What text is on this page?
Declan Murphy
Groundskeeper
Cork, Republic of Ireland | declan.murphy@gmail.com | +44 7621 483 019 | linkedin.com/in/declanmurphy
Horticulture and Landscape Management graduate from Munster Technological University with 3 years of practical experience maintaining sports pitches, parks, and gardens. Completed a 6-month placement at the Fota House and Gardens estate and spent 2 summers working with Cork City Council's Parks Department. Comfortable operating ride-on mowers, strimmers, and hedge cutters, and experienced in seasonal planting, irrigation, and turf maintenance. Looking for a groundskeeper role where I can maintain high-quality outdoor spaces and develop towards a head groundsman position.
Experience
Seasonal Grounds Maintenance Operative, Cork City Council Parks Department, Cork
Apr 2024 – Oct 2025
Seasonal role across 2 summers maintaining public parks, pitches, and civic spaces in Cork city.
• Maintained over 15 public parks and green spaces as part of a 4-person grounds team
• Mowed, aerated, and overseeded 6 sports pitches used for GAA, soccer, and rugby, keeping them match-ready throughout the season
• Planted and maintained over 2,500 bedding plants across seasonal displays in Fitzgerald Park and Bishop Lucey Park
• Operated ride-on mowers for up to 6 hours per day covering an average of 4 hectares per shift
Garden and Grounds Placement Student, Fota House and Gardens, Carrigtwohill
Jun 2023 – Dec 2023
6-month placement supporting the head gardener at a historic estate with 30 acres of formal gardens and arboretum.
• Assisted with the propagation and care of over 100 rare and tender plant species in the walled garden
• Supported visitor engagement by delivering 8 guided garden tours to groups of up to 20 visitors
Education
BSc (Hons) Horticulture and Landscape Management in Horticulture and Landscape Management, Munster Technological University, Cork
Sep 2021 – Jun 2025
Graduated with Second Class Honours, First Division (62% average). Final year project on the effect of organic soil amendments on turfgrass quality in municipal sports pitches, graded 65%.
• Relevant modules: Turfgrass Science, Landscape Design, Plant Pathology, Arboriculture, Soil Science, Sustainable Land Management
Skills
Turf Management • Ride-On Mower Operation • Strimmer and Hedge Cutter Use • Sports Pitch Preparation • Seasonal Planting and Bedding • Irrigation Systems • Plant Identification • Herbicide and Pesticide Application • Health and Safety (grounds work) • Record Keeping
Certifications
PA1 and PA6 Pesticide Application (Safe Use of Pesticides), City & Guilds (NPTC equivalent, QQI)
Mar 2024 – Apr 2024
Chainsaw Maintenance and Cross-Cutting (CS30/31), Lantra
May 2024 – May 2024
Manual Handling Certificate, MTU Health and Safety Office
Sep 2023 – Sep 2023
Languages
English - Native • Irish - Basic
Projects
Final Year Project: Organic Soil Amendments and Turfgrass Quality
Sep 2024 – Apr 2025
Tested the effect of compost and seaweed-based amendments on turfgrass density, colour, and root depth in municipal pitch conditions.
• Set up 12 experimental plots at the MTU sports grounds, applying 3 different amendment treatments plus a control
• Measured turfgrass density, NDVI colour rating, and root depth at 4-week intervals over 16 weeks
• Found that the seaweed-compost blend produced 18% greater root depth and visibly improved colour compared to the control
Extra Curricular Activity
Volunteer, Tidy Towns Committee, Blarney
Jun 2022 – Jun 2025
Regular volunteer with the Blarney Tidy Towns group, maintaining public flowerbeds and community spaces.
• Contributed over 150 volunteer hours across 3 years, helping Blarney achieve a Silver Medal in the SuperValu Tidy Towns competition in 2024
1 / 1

* **Prompt**
Write the listing out again, exactly as it reads.

* **Output of the exercise**
What text is on this page?
Declan Murphy
Groundskeeper
Cork, Republic of Ireland | declan.murphy@gmail.com | +44 7621 483 019 | linkedin.com/in/declanmurphy
Horticulture and Landscape Management graduate from Munster Technological University with 3 years of practical experience maintaining sports pitches, parks, and gardens. Completed a 6-month placement at the Fota House and Gardens estate and spent 2 summers working with Cork City Council's Parks Department. Comfortable operating ride-on mowers, strimmers, and hedge cutters, and experienced in seasonal planting, irrigation, and turf maintenance. Looking for a groundskeeper role where I can maintain high-quality outdoor spaces and develop towards a head groundsman position.
Experience
Seasonal Grounds Maintenance Operative, Cork City Council Parks Department, Cork
Apr 2024 – Oct 2025
Seasonal role across 2 summers maintaining public parks, pitches, and civic spaces in Cork city.
• Maintained over 15 public parks and green spaces as part of a 4-person grounds team
• Mowed, aerated, and overseeded 6 sports pitches used for GAA, soccer, and rugby, keeping them match-ready throughout the season
• Planted and maintained over 2,500 bedding plants across seasonal displays in Fitzgerald Park and Bishop Lucey Park
• Operated ride-on mowers for up to 6 hours per day covering an average of 4 hectares per shift
Garden and Grounds Placement Student, Fota House and Gardens, Carrigtwohill
Jun 2023 – Dec 2023
6-month placement supporting the head gardener at a historic estate with 30 acres of formal gardens and arboretum.
• Assisted with the propagation and care of over 100 rare and tender plant species in the walled garden
• Supported visitor engagement by delivering 8 guided garden tours to groups of up to 20 visitors
Education
BSc (Hons) Horticulture and Landscape Management in Horticulture and Landscape Management, Munster Technological University, Cork
Sep 2021 – Jun 2025
Graduated with Second Class Honours, First Division (62% average). Final year project on the effect of organic soil amendments on turfgrass quality in municipal sports pitches, graded 65%.
• Relevant modules: Turfgrass Science, Landscape Design, Plant Pathology, Arboriculture, Soil Science, Sustainable Land Management
Skills
Turf Management • Ride-On Mower Operation • Strimmer and Hedge Cutter Use • Sports Pitch Preparation • Seasonal Planting and Bedding • Irrigation Systems • Plant Identification • Herbicide and Pesticide Application • Health and Safety (grounds work) • Record Keeping
Certifications
PA1 and PA6 Pesticide Application (Safe Use of Pesticides), City & Guilds (NPTC equivalent, QQI)
Mar 2024 – Apr 2024
Chainsaw Maintenance and Cross-Cutting (CS30/31), Lantra
May 2024 – May 2024
Manual Handling Certificate, MTU Health and Safety Office
Sep 2023 – Sep 2023
Languages
English - Native • Irish - Basic
Projects
Final Year Project: Organic Soil Amendments and Turfgrass Quality
Sep 2024 – Apr 2025
Tested the effect of compost and seaweed-based amendments on turfgrass density, colour, and root depth in municipal pitch conditions.
• Set up 12 experimental plots at the MTU sports grounds, applying 3 different amendment treatments plus a control
• Measured turfgrass density, NDVI colour rating, and root depth at 4-week intervals over 16 weeks
• Found that the seaweed-compost blend produced 18% greater root depth and visibly improved colour compared to the control
Extra Curricular Activity
Volunteer, Tidy Towns Committee, Blarney
Jun 2022 – Jun 2025
Regular volunteer with the Blarney Tidy Towns group, maintaining public flowerbeds and community spaces.
• Contributed over 150 volunteer hours across 3 years, helping Blarney achieve a Silver Medal in the SuperValu Tidy Towns competition in 2024
1 / 1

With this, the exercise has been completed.